§ **WRITTEN EXERCISE**
Write out each line of the listing as it stands, without the images.

§ **RECORDS**
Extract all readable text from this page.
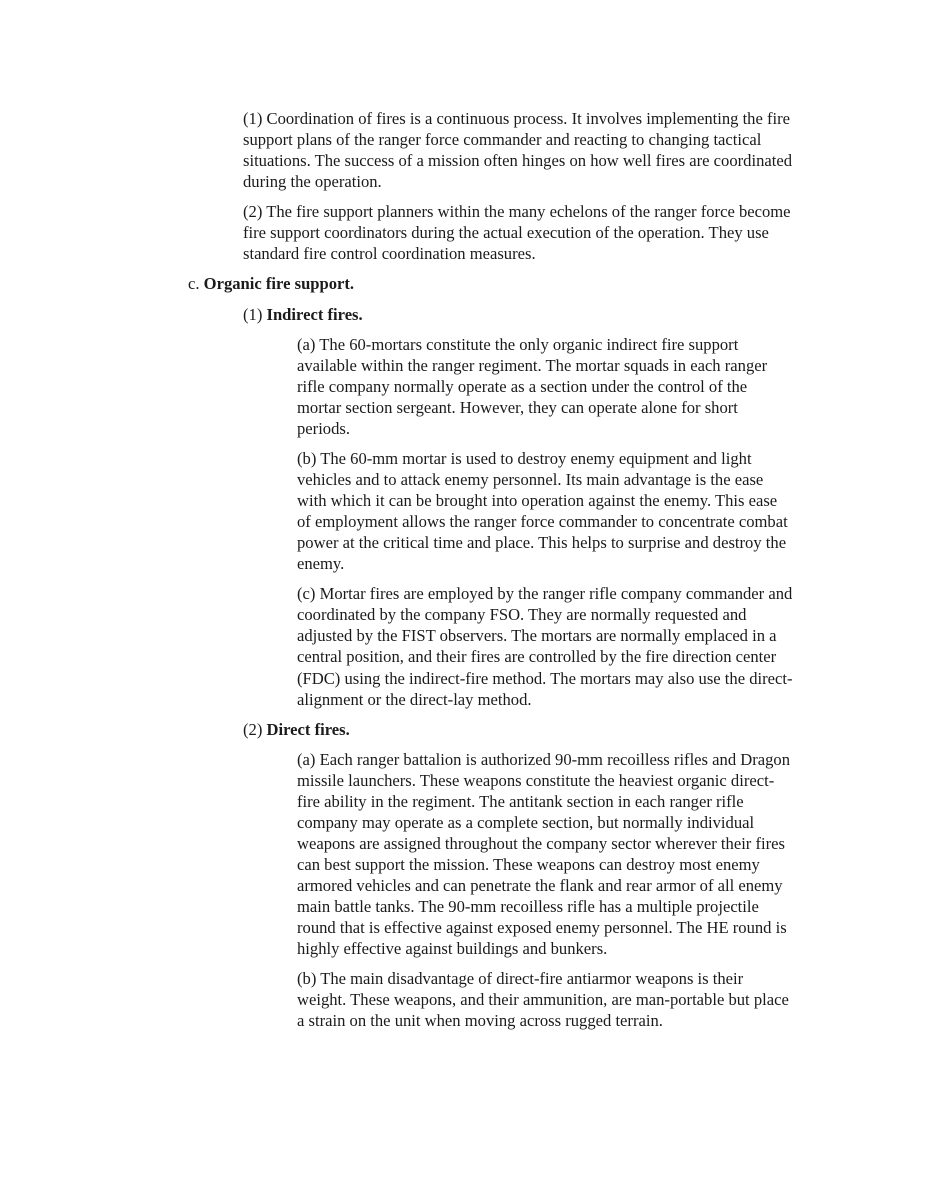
(1) Coordination of fires is a continuous process. It involves implementing the fire support plans of the ranger force commander and reacting to changing tactical situations. The success of a mission often hinges on how well fires are coordinated during the operation.

(2) The fire support planners within the many echelons of the ranger force become fire support coordinators during the actual execution of the operation. They use standard fire control coordination measures.

c. Organic fire support.

(1) Indirect fires.

(a) The 60-mortars constitute the only organic indirect fire support available within the ranger regiment. The mortar squads in each ranger rifle company normally operate as a section under the control of the mortar section sergeant. However, they can operate alone for short periods.

(b) The 60-mm mortar is used to destroy enemy equipment and light vehicles and to attack enemy personnel. Its main advantage is the ease with which it can be brought into operation against the enemy. This ease of employment allows the ranger force commander to concentrate combat power at the critical time and place. This helps to surprise and destroy the enemy.

(c) Mortar fires are employed by the ranger rifle company commander and coordinated by the company FSO. They are normally requested and adjusted by the FIST observers. The mortars are normally emplaced in a central position, and their fires are controlled by the fire direction center (FDC) using the indirect-fire method. The mortars may also use the direct-alignment or the direct-lay method.

(2) Direct fires.

(a) Each ranger battalion is authorized 90-mm recoilless rifles and Dragon missile launchers. These weapons constitute the heaviest organic direct-fire ability in the regiment. The antitank section in each ranger rifle company may operate as a complete section, but normally individual weapons are assigned throughout the company sector wherever their fires can best support the mission. These weapons can destroy most enemy armored vehicles and can penetrate the flank and rear armor of all enemy main battle tanks. The 90-mm recoilless rifle has a multiple projectile round that is effective against exposed enemy personnel. The HE round is highly effective against buildings and bunkers.

(b) The main disadvantage of direct-fire antiarmor weapons is their weight. These weapons, and their ammunition, are man-portable but place a strain on the unit when moving across rugged terrain.
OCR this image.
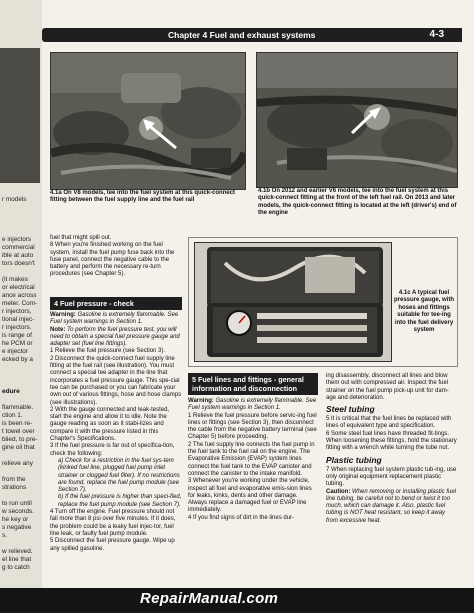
r models
e injectors
commercial
ible at auto
tors doesn't
(it makes
or electrical
ance across
meter. Com-
r injectors,
tional injec-
r injectors.
is range of
he PCM or
e injector
ecked by a
edure
flammable.
ction 1.
is been re-
t towel over
blied, to pre-
gine oil that
relieve any
from the
strations
to run until
w seconds.
he key or
s negative
s.
w relieved.
el line that
g to catch
Chapter 4 Fuel and exhaust systems	4-3
4.1a On V8 models, tee into the fuel system at this quick-connect fitting between the fuel supply line and the fuel rail
4.1b On 2012 and earlier V6 models, tee into the fuel system at this quick-connect fitting at the front of the left fuel rail. On 2013 and later models, the quick-connect fitting is located at the left (driver's) end of the engine
4.1c A typical fuel pressure gauge, with hoses and fittings suitable for tee-ing into the fuel delivery system

fuel that might spill out.

8 When you're finished working on the fuel system, install the fuel pump fuse back into the fuse panel, connect the negative cable to the battery and perform the necessary re-turn procedures (see Chapter 5).

4 Fuel pressure - check

Warning: Gasoline is extremely flammable. See Fuel system warnings in Section 1.

Note: To perform the fuel pressure test, you will need to obtain a special fuel pressure gauge and adapter set (fuel line fittings).

1 Relieve the fuel pressure (see Section 3).

2 Disconnect the quick-connect fuel supply line fitting at the fuel rail (see illustration). You must connect a special tee adapter in the line that incorporates a fuel pressure gauge. This spe-cial tee can be purchased or you can fabricate your own out of various fittings, hose and hose clamps (see illustrations).

2 With the gauge connected and leak-tested, start the engine and allow it to idle. Note the gauge reading as soon as it stabi-lizes and compare it with the pressure listed in this Chapter's Specifications.

3 If the fuel pressure is far out of specifica-tion, check the following:

a) Check for a restriction in the fuel sys-tem (kinked fuel line, plugged fuel pump inlet strainer or clogged fuel filter). If no restrictions are found, replace the fuel pump module (see Section 7).

b) If the fuel pressure is higher than speci-fied, replace the fuel pump module (see Section 7).

4 Turn off the engine. Fuel pressure should not fall more than 8 psi over five minutes. If it does, the problem could be a leaky fuel injec-tor, fuel line leak, or faulty fuel pump module.

5 Disconnect the fuel pressure gauge. Wipe up any spilled gasoline.

5 Fuel lines and fittings - general information and disconnection

Warning: Gasoline is extremely flammable. See Fuel system warnings in Section 1.

1 Relieve the fuel pressure before servic-ing fuel lines or fittings (see Section 3), then disconnect the cable from the negative battery terminal (see Chapter 5) before proceeding.

2 The fuel supply line connects the fuel pump in the fuel tank to the fuel rail on the engine. The Evaporative Emission (EVAP) system lines connect the fuel tank to the EVAP canister and connect the canister to the intake manifold.

3 Whenever you're working under the vehicle, inspect all fuel and evaporative emis-sion lines for leaks, kinks, dents and other damage. Always replace a damaged fuel or EVAP line immediately.

4 If you find signs of dirt in the lines dur-

ing disassembly, disconnect all lines and blow them out with compressed air. Inspect the fuel strainer on the fuel pump pick-up unit for dam-age and deterioration.

Steel tubing

5 It is critical that the fuel lines be replaced with lines of equivalent type and specification.

6 Some steel fuel lines have threaded fit-tings. When loosening these fittings, hold the stationary fitting with a wrench while turning the tube nut.

Plastic tubing

7 When replacing fuel system plastic tub-ing, use only original equipment replacement plastic tubing.

Caution: When removing or installing plastic fuel line tubing, be careful not to bend or twist it too much, which can damage it. Also, plastic fuel tubing is NOT heat resistant, so keep it away from excessive heat.

RepairManual.com
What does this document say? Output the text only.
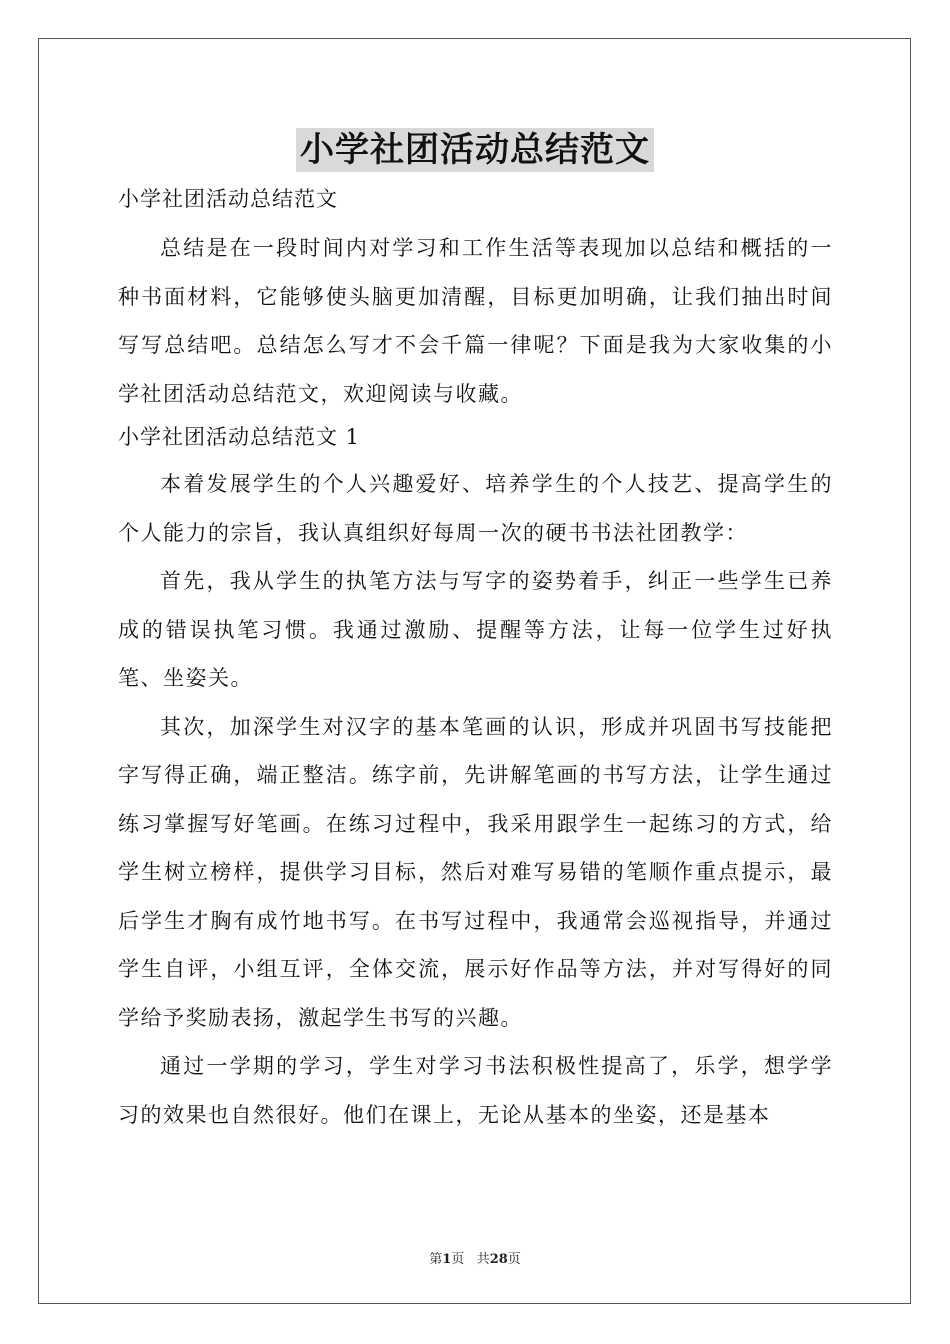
小学社团活动总结范文

小学社团活动总结范文

总结是在一段时间内对学习和工作生活等表现加以总结和概括的一种书面材料，它能够使头脑更加清醒，目标更加明确，让我们抽出时间写写总结吧。总结怎么写才不会千篇一律呢？下面是我为大家收集的小学社团活动总结范文，欢迎阅读与收藏。

小学社团活动总结范文 1

本着发展学生的个人兴趣爱好、培养学生的个人技艺、提高学生的个人能力的宗旨，我认真组织好每周一次的硬书书法社团教学：

首先，我从学生的执笔方法与写字的姿势着手，纠正一些学生已养成的错误执笔习惯。我通过激励、提醒等方法，让每一位学生过好执笔、坐姿关。

其次，加深学生对汉字的基本笔画的认识，形成并巩固书写技能把字写得正确，端正整洁。练字前，先讲解笔画的书写方法，让学生通过练习掌握写好笔画。在练习过程中，我采用跟学生一起练习的方式，给学生树立榜样，提供学习目标，然后对难写易错的笔顺作重点提示，最后学生才胸有成竹地书写。在书写过程中，我通常会巡视指导，并通过学生自评，小组互评，全体交流，展示好作品等方法，并对写得好的同学给予奖励表扬，激起学生书写的兴趣。

通过一学期的学习，学生对学习书法积极性提高了，乐学，想学学习的效果也自然很好。他们在课上，无论从基本的坐姿，还是基本

第1页 共28页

§ **EXERCISE ANSWER**
Extract all readable text from this page.
(1) Coordination of fires is a continuous process. It involves implementing the fire support plans of the ranger force commander and reacting to changing tactical situations. The success of a mission often hinges on how well fires are coordinated during the operation.

(2) The fire support planners within the many echelons of the ranger force become fire support coordinators during the actual execution of the operation. They use standard fire control coordination measures.

c. Organic fire support.

(1) Indirect fires.

(a) The 60-mortars constitute the only organic indirect fire support available within the ranger regiment. The mortar squads in each ranger rifle company normally operate as a section under the control of the mortar section sergeant. However, they can operate alone for short periods.

(b) The 60-mm mortar is used to destroy enemy equipment and light vehicles and to attack enemy personnel. Its main advantage is the ease with which it can be brought into operation against the enemy. This ease of employment allows the ranger force commander to concentrate combat power at the critical time and place. This helps to surprise and destroy the enemy.

(c) Mortar fires are employed by the ranger rifle company commander and coordinated by the company FSO. They are normally requested and adjusted by the FIST observers. The mortars are normally emplaced in a central position, and their fires are controlled by the fire direction center (FDC) using the indirect-fire method. The mortars may also use the direct-alignment or the direct-lay method.

(2) Direct fires.

(a) Each ranger battalion is authorized 90-mm recoilless rifles and Dragon missile launchers. These weapons constitute the heaviest organic direct-fire ability in the regiment. The antitank section in each ranger rifle company may operate as a complete section, but normally individual weapons are assigned throughout the company sector wherever their fires can best support the mission. These weapons can destroy most enemy armored vehicles and can penetrate the flank and rear armor of all enemy main battle tanks. The 90-mm recoilless rifle has a multiple projectile round that is effective against exposed enemy personnel. The HE round is highly effective against buildings and bunkers.

(b) The main disadvantage of direct-fire antiarmor weapons is their weight. These weapons, and their ammunition, are man-portable but place a strain on the unit when moving across rugged terrain.
OCR this image.
r models
e injectors
commercial
ible at auto
tors doesn't
(it makes
or electrical
ance across
meter. Com-
r injectors,
tional injec-
r injectors.
is range of
he PCM or
e injector
ecked by a
edure
flammable.
ction 1.
is been re-
t towel over
blied, to pre-
gine oil that
relieve any
from the
strations
to run until
w seconds.
he key or
s negative
s.
w relieved.
el line that
g to catch
Chapter 4 Fuel and exhaust systems	4-3
4.1a On V8 models, tee into the fuel system at this quick-connect fitting between the fuel supply line and the fuel rail
4.1b On 2012 and earlier V6 models, tee into the fuel system at this quick-connect fitting at the front of the left fuel rail. On 2013 and later models, the quick-connect fitting is located at the left (driver's) end of the engine
4.1c A typical fuel pressure gauge, with hoses and fittings suitable for tee-ing into the fuel delivery system

fuel that might spill out.

8 When you're finished working on the fuel system, install the fuel pump fuse back into the fuse panel, connect the negative cable to the battery and perform the necessary re-turn procedures (see Chapter 5).

4 Fuel pressure - check

Warning: Gasoline is extremely flammable. See Fuel system warnings in Section 1.

Note: To perform the fuel pressure test, you will need to obtain a special fuel pressure gauge and adapter set (fuel line fittings).

1 Relieve the fuel pressure (see Section 3).

2 Disconnect the quick-connect fuel supply line fitting at the fuel rail (see illustration). You must connect a special tee adapter in the line that incorporates a fuel pressure gauge. This spe-cial tee can be purchased or you can fabricate your own out of various fittings, hose and hose clamps (see illustrations).

2 With the gauge connected and leak-tested, start the engine and allow it to idle. Note the gauge reading as soon as it stabi-lizes and compare it with the pressure listed in this Chapter's Specifications.

3 If the fuel pressure is far out of specifica-tion, check the following:

a) Check for a restriction in the fuel sys-tem (kinked fuel line, plugged fuel pump inlet strainer or clogged fuel filter). If no restrictions are found, replace the fuel pump module (see Section 7).

b) If the fuel pressure is higher than speci-fied, replace the fuel pump module (see Section 7).

4 Turn off the engine. Fuel pressure should not fall more than 8 psi over five minutes. If it does, the problem could be a leaky fuel injec-tor, fuel line leak, or faulty fuel pump module.

5 Disconnect the fuel pressure gauge. Wipe up any spilled gasoline.

5 Fuel lines and fittings - general information and disconnection

Warning: Gasoline is extremely flammable. See Fuel system warnings in Section 1.

1 Relieve the fuel pressure before servic-ing fuel lines or fittings (see Section 3), then disconnect the cable from the negative battery terminal (see Chapter 5) before proceeding.

2 The fuel supply line connects the fuel pump in the fuel tank to the fuel rail on the engine. The Evaporative Emission (EVAP) system lines connect the fuel tank to the EVAP canister and connect the canister to the intake manifold.

3 Whenever you're working under the vehicle, inspect all fuel and evaporative emis-sion lines for leaks, kinks, dents and other damage. Always replace a damaged fuel or EVAP line immediately.

4 If you find signs of dirt in the lines dur-

ing disassembly, disconnect all lines and blow them out with compressed air. Inspect the fuel strainer on the fuel pump pick-up unit for dam-age and deterioration.

Steel tubing

5 It is critical that the fuel lines be replaced with lines of equivalent type and specification.

6 Some steel fuel lines have threaded fit-tings. When loosening these fittings, hold the stationary fitting with a wrench while turning the tube nut.

Plastic tubing

7 When replacing fuel system plastic tub-ing, use only original equipment replacement plastic tubing.

Caution: When removing or installing plastic fuel line tubing, be careful not to bend or twist it too much, which can damage it. Also, plastic fuel tubing is NOT heat resistant, so keep it away from excessive heat.

RepairManual.com
What does this document say? Output the text only.
小学社团活动总结范文

小学社团活动总结范文

总结是在一段时间内对学习和工作生活等表现加以总结和概括的一种书面材料，它能够使头脑更加清醒，目标更加明确，让我们抽出时间写写总结吧。总结怎么写才不会千篇一律呢？下面是我为大家收集的小学社团活动总结范文，欢迎阅读与收藏。

小学社团活动总结范文 1

本着发展学生的个人兴趣爱好、培养学生的个人技艺、提高学生的个人能力的宗旨，我认真组织好每周一次的硬书书法社团教学：

首先，我从学生的执笔方法与写字的姿势着手，纠正一些学生已养成的错误执笔习惯。我通过激励、提醒等方法，让每一位学生过好执笔、坐姿关。

其次，加深学生对汉字的基本笔画的认识，形成并巩固书写技能把字写得正确，端正整洁。练字前，先讲解笔画的书写方法，让学生通过练习掌握写好笔画。在练习过程中，我采用跟学生一起练习的方式，给学生树立榜样，提供学习目标，然后对难写易错的笔顺作重点提示，最后学生才胸有成竹地书写。在书写过程中，我通常会巡视指导，并通过学生自评，小组互评，全体交流，展示好作品等方法，并对写得好的同学给予奖励表扬，激起学生书写的兴趣。

通过一学期的学习，学生对学习书法积极性提高了，乐学，想学学习的效果也自然很好。他们在课上，无论从基本的坐姿，还是基本

第1页 共28页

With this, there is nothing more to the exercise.